** START RECORDS SHOWN **

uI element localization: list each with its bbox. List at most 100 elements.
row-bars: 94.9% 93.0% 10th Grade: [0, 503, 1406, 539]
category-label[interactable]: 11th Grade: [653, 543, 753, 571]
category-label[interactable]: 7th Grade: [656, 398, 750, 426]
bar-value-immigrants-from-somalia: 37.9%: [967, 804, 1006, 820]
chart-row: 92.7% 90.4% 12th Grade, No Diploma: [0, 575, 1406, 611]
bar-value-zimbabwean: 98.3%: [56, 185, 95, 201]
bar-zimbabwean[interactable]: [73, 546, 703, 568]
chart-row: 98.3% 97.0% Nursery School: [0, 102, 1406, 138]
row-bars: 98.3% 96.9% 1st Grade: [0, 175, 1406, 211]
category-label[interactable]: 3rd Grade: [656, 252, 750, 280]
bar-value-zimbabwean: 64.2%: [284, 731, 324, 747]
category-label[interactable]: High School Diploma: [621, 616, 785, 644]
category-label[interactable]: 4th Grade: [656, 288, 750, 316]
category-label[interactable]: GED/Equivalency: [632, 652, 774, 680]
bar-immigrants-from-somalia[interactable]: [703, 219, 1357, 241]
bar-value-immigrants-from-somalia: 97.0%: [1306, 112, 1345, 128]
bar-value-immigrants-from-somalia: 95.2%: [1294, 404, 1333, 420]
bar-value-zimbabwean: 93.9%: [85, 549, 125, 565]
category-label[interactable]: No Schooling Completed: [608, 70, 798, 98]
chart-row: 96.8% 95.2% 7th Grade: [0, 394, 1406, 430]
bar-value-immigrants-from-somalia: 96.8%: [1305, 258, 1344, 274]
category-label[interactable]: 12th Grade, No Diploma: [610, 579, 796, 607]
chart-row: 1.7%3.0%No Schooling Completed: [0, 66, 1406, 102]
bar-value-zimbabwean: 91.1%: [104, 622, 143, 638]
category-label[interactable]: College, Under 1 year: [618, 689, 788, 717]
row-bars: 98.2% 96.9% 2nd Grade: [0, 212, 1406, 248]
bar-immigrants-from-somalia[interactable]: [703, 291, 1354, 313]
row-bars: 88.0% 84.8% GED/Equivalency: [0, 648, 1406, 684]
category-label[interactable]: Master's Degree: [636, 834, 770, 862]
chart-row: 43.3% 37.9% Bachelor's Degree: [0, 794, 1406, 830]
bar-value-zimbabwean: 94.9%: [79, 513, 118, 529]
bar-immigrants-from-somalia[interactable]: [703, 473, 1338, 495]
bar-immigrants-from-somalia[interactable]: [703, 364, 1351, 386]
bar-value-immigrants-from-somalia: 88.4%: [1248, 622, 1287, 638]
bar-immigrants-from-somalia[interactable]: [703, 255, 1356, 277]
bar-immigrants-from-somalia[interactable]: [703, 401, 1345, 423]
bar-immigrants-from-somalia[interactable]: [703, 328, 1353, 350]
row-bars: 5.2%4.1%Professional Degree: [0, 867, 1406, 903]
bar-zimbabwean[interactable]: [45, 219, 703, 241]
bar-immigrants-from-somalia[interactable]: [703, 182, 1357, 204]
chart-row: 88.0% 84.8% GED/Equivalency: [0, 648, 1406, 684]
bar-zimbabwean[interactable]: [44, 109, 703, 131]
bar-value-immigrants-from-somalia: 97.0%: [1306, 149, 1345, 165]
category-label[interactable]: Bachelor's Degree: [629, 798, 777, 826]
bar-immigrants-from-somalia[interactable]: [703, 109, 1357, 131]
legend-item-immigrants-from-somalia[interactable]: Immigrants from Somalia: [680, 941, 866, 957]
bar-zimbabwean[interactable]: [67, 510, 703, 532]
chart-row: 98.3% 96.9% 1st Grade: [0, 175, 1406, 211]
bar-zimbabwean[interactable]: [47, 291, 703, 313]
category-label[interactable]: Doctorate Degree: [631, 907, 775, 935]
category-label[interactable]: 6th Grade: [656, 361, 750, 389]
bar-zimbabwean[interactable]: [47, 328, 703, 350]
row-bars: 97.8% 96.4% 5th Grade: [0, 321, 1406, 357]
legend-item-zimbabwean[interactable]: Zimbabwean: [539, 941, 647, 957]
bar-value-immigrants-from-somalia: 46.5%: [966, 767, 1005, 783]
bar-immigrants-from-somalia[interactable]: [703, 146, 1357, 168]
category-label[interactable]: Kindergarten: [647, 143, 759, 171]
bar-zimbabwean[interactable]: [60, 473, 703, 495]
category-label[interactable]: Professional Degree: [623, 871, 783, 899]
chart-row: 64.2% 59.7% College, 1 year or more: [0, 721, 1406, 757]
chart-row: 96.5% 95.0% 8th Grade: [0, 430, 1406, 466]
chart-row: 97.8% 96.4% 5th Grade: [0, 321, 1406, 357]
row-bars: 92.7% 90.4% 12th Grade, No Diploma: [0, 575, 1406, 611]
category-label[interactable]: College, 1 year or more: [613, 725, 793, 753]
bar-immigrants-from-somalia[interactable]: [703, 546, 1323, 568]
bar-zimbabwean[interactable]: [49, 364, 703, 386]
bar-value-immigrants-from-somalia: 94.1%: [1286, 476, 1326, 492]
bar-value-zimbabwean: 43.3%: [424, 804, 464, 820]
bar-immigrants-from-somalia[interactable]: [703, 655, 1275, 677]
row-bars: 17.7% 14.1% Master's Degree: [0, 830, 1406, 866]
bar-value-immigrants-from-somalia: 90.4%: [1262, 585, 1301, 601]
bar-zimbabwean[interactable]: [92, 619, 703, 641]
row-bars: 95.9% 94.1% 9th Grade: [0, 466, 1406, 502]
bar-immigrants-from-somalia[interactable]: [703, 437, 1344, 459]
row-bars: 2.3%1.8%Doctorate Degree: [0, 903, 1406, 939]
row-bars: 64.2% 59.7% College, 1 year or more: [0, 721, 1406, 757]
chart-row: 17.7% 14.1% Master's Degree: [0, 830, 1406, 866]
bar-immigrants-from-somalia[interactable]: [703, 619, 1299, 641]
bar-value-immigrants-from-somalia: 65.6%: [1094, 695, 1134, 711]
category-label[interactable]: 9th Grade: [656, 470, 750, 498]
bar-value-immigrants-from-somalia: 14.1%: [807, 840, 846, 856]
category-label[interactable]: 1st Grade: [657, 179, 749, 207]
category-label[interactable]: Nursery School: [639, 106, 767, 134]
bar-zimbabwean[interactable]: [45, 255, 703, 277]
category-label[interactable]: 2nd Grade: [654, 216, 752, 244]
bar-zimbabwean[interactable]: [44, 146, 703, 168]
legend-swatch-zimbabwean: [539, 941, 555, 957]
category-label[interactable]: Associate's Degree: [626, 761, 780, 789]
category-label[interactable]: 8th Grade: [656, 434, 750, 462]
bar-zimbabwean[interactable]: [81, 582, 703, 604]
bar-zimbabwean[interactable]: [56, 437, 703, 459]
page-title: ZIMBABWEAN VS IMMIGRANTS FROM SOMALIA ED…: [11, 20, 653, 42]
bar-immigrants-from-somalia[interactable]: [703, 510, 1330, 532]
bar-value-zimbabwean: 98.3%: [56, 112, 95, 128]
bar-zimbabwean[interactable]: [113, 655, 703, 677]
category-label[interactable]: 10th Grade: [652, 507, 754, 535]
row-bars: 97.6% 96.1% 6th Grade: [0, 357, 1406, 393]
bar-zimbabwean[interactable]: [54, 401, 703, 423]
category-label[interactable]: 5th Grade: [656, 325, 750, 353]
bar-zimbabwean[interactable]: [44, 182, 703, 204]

** END RECORDS SHOWN **

| CHALLENGE |
Rewrite all of the data above, changing every "category-label" to "axis-label" and leaving everything else as it is.

| FULL RESPONSE |
uI element localization: list each with its bbox. List at most 100 elements.
row-bars: 94.9% 93.0% 10th Grade: [0, 503, 1406, 539]
axis-label[interactable]: 11th Grade: [653, 543, 753, 571]
axis-label[interactable]: 7th Grade: [656, 398, 750, 426]
bar-value-immigrants-from-somalia: 37.9%: [967, 804, 1006, 820]
chart-row: 92.7% 90.4% 12th Grade, No Diploma: [0, 575, 1406, 611]
bar-value-zimbabwean: 98.3%: [56, 185, 95, 201]
bar-zimbabwean[interactable]: [73, 546, 703, 568]
chart-row: 98.3% 97.0% Nursery School: [0, 102, 1406, 138]
row-bars: 98.3% 96.9% 1st Grade: [0, 175, 1406, 211]
axis-label[interactable]: 3rd Grade: [656, 252, 750, 280]
bar-value-zimbabwean: 64.2%: [284, 731, 324, 747]
axis-label[interactable]: High School Diploma: [621, 616, 785, 644]
axis-label[interactable]: 4th Grade: [656, 288, 750, 316]
axis-label[interactable]: GED/Equivalency: [632, 652, 774, 680]
bar-immigrants-from-somalia[interactable]: [703, 219, 1357, 241]
bar-value-immigrants-from-somalia: 97.0%: [1306, 112, 1345, 128]
bar-value-immigrants-from-somalia: 95.2%: [1294, 404, 1333, 420]
bar-value-zimbabwean: 93.9%: [85, 549, 125, 565]
axis-label[interactable]: No Schooling Completed: [608, 70, 798, 98]
chart-row: 96.8% 95.2% 7th Grade: [0, 394, 1406, 430]
bar-value-immigrants-from-somalia: 96.8%: [1305, 258, 1344, 274]
axis-label[interactable]: 12th Grade, No Diploma: [610, 579, 796, 607]
chart-row: 1.7%3.0%No Schooling Completed: [0, 66, 1406, 102]
bar-value-zimbabwean: 91.1%: [104, 622, 143, 638]
axis-label[interactable]: College, Under 1 year: [618, 689, 788, 717]
row-bars: 98.2% 96.9% 2nd Grade: [0, 212, 1406, 248]
bar-immigrants-from-somalia[interactable]: [703, 291, 1354, 313]
row-bars: 88.0% 84.8% GED/Equivalency: [0, 648, 1406, 684]
axis-label[interactable]: Master's Degree: [636, 834, 770, 862]
chart-row: 43.3% 37.9% Bachelor's Degree: [0, 794, 1406, 830]
bar-value-zimbabwean: 94.9%: [79, 513, 118, 529]
bar-immigrants-from-somalia[interactable]: [703, 473, 1338, 495]
bar-immigrants-from-somalia[interactable]: [703, 364, 1351, 386]
bar-value-immigrants-from-somalia: 88.4%: [1248, 622, 1287, 638]
bar-immigrants-from-somalia[interactable]: [703, 255, 1356, 277]
bar-immigrants-from-somalia[interactable]: [703, 401, 1345, 423]
bar-immigrants-from-somalia[interactable]: [703, 328, 1353, 350]
row-bars: 5.2%4.1%Professional Degree: [0, 867, 1406, 903]
bar-zimbabwean[interactable]: [45, 219, 703, 241]
bar-immigrants-from-somalia[interactable]: [703, 182, 1357, 204]
chart-row: 88.0% 84.8% GED/Equivalency: [0, 648, 1406, 684]
bar-zimbabwean[interactable]: [44, 109, 703, 131]
bar-value-immigrants-from-somalia: 97.0%: [1306, 149, 1345, 165]
axis-label[interactable]: Bachelor's Degree: [629, 798, 777, 826]
bar-immigrants-from-somalia[interactable]: [703, 109, 1357, 131]
legend-item-immigrants-from-somalia[interactable]: Immigrants from Somalia: [680, 941, 866, 957]
bar-zimbabwean[interactable]: [67, 510, 703, 532]
chart-row: 98.3% 96.9% 1st Grade: [0, 175, 1406, 211]
bar-zimbabwean[interactable]: [47, 291, 703, 313]
axis-label[interactable]: Doctorate Degree: [631, 907, 775, 935]
axis-label[interactable]: 6th Grade: [656, 361, 750, 389]
bar-zimbabwean[interactable]: [47, 328, 703, 350]
row-bars: 97.8% 96.4% 5th Grade: [0, 321, 1406, 357]
legend-item-zimbabwean[interactable]: Zimbabwean: [539, 941, 647, 957]
bar-value-immigrants-from-somalia: 46.5%: [966, 767, 1005, 783]
bar-immigrants-from-somalia[interactable]: [703, 146, 1357, 168]
axis-label[interactable]: Kindergarten: [647, 143, 759, 171]
bar-zimbabwean[interactable]: [60, 473, 703, 495]
axis-label[interactable]: Professional Degree: [623, 871, 783, 899]
chart-row: 64.2% 59.7% College, 1 year or more: [0, 721, 1406, 757]
chart-row: 96.5% 95.0% 8th Grade: [0, 430, 1406, 466]
chart-row: 97.8% 96.4% 5th Grade: [0, 321, 1406, 357]
row-bars: 92.7% 90.4% 12th Grade, No Diploma: [0, 575, 1406, 611]
axis-label[interactable]: College, 1 year or more: [613, 725, 793, 753]
bar-immigrants-from-somalia[interactable]: [703, 546, 1323, 568]
bar-zimbabwean[interactable]: [49, 364, 703, 386]
bar-value-immigrants-from-somalia: 94.1%: [1286, 476, 1326, 492]
bar-value-zimbabwean: 43.3%: [424, 804, 464, 820]
bar-immigrants-from-somalia[interactable]: [703, 655, 1275, 677]
row-bars: 17.7% 14.1% Master's Degree: [0, 830, 1406, 866]
bar-value-immigrants-from-somalia: 90.4%: [1262, 585, 1301, 601]
bar-zimbabwean[interactable]: [92, 619, 703, 641]
row-bars: 95.9% 94.1% 9th Grade: [0, 466, 1406, 502]
bar-immigrants-from-somalia[interactable]: [703, 437, 1344, 459]
row-bars: 2.3%1.8%Doctorate Degree: [0, 903, 1406, 939]
row-bars: 64.2% 59.7% College, 1 year or more: [0, 721, 1406, 757]
chart-row: 17.7% 14.1% Master's Degree: [0, 830, 1406, 866]
bar-immigrants-from-somalia[interactable]: [703, 619, 1299, 641]
bar-value-immigrants-from-somalia: 65.6%: [1094, 695, 1134, 711]
axis-label[interactable]: 9th Grade: [656, 470, 750, 498]
bar-value-immigrants-from-somalia: 14.1%: [807, 840, 846, 856]
axis-label[interactable]: 1st Grade: [657, 179, 749, 207]
axis-label[interactable]: Nursery School: [639, 106, 767, 134]
bar-zimbabwean[interactable]: [45, 255, 703, 277]
axis-label[interactable]: 2nd Grade: [654, 216, 752, 244]
bar-zimbabwean[interactable]: [44, 146, 703, 168]
legend-swatch-zimbabwean: [539, 941, 555, 957]
axis-label[interactable]: Associate's Degree: [626, 761, 780, 789]
axis-label[interactable]: 8th Grade: [656, 434, 750, 462]
bar-zimbabwean[interactable]: [81, 582, 703, 604]
bar-zimbabwean[interactable]: [56, 437, 703, 459]
page-title: ZIMBABWEAN VS IMMIGRANTS FROM SOMALIA ED…: [11, 20, 653, 42]
bar-immigrants-from-somalia[interactable]: [703, 510, 1330, 532]
bar-value-zimbabwean: 98.3%: [56, 112, 95, 128]
bar-zimbabwean[interactable]: [113, 655, 703, 677]
axis-label[interactable]: 10th Grade: [652, 507, 754, 535]
row-bars: 97.6% 96.1% 6th Grade: [0, 357, 1406, 393]
bar-zimbabwean[interactable]: [54, 401, 703, 423]
axis-label[interactable]: 5th Grade: [656, 325, 750, 353]
bar-zimbabwean[interactable]: [44, 182, 703, 204]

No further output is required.